#### DO THIS:
Return each line holding the string "целое".

[Data extracted from a collection]
** Start **

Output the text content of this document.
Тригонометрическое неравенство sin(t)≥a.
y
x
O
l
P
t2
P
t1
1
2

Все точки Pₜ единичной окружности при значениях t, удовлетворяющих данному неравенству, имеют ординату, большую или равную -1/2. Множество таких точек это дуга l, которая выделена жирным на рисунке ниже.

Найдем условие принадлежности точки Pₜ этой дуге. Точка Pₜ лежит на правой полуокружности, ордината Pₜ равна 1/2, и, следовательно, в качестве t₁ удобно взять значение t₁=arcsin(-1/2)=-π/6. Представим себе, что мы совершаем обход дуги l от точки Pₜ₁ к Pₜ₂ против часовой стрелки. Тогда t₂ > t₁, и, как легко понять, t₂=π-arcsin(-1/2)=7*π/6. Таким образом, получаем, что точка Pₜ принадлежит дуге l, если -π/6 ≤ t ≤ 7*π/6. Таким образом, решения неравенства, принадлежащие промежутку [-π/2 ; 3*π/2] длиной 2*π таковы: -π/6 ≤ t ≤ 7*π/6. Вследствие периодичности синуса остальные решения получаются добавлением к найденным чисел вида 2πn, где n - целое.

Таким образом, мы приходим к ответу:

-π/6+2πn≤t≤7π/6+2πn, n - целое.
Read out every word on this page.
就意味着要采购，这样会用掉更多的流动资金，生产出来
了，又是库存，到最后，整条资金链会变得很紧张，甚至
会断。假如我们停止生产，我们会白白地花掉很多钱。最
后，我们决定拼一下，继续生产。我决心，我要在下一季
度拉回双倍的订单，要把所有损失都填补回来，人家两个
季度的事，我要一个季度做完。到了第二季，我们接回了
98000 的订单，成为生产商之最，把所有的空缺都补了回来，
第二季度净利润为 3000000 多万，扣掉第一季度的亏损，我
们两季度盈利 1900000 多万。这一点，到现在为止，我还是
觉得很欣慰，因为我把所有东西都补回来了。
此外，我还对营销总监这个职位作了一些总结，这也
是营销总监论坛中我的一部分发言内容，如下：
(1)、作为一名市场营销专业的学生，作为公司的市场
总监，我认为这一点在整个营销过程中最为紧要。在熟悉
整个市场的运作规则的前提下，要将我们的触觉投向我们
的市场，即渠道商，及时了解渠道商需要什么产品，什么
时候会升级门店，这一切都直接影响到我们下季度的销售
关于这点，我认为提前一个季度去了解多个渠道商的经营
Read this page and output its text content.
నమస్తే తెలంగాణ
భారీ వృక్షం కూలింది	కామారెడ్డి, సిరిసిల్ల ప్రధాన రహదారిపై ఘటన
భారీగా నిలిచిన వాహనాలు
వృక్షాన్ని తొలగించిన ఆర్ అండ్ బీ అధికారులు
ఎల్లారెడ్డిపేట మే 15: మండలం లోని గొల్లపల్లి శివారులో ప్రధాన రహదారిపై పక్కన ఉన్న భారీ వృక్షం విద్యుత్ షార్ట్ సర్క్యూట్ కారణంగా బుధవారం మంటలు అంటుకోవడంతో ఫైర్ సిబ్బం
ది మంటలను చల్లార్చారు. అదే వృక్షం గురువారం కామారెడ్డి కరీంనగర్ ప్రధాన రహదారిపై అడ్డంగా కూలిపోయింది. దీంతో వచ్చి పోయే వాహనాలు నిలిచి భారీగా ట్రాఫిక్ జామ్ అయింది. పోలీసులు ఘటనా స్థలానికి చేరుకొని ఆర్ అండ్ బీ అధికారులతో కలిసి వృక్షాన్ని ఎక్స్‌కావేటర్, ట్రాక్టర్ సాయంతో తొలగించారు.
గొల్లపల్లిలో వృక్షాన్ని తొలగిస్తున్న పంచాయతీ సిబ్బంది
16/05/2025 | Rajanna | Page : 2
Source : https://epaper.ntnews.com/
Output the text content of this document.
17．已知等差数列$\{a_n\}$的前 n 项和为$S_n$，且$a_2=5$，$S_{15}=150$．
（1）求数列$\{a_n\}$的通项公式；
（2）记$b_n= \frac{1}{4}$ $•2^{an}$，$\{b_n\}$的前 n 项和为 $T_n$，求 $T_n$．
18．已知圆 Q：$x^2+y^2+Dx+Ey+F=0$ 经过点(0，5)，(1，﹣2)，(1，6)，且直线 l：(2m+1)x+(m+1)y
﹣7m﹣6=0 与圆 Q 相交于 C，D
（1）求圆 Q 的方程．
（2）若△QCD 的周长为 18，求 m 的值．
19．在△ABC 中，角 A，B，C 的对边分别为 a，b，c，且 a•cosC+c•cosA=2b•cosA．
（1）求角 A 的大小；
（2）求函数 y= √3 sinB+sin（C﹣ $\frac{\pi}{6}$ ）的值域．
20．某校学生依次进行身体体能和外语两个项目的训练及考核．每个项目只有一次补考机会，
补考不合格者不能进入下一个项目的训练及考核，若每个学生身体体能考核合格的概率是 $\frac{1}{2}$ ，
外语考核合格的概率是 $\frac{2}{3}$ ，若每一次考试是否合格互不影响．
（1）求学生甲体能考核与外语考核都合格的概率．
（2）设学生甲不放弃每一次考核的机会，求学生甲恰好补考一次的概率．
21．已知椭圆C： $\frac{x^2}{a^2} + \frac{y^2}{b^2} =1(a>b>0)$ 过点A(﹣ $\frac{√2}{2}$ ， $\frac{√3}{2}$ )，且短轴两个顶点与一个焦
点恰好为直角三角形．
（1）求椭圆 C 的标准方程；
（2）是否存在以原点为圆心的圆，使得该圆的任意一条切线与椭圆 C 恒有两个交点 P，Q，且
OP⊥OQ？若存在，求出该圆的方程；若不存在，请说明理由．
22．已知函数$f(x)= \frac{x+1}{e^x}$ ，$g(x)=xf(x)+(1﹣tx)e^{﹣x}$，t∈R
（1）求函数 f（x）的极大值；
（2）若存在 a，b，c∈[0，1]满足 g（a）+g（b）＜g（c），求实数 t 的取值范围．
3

** End **

#### CORRECT RESPONSE:
Найдем условие принадлежности точки Pₜ этой дуге. Точка Pₜ лежит на правой полуокружности, ордината Pₜ равна 1/2, и, следовательно, в качестве t₁ удобно взять значение t₁=arcsin(-1/2)=-π/6. Представим себе, что мы совершаем обход дуги l от точки Pₜ₁ к Pₜ₂ против часовой стрелки. Тогда t₂ > t₁, и, как легко понять, t₂=π-arcsin(-1/2)=7*π/6. Таким образом, получаем, что точка Pₜ принадлежит дуге l, если -π/6 ≤ t ≤ 7*π/6. Таким образом, решения неравенства, принадлежащие промежутку [-π/2 ; 3*π/2] длиной 2*π таковы: -π/6 ≤ t ≤ 7*π/6. Вследствие периодичности синуса остальные решения получаются добавлением к найденным чисел вида 2πn, где n - целое.
-π/6+2πn≤t≤7π/6+2πn, n - целое.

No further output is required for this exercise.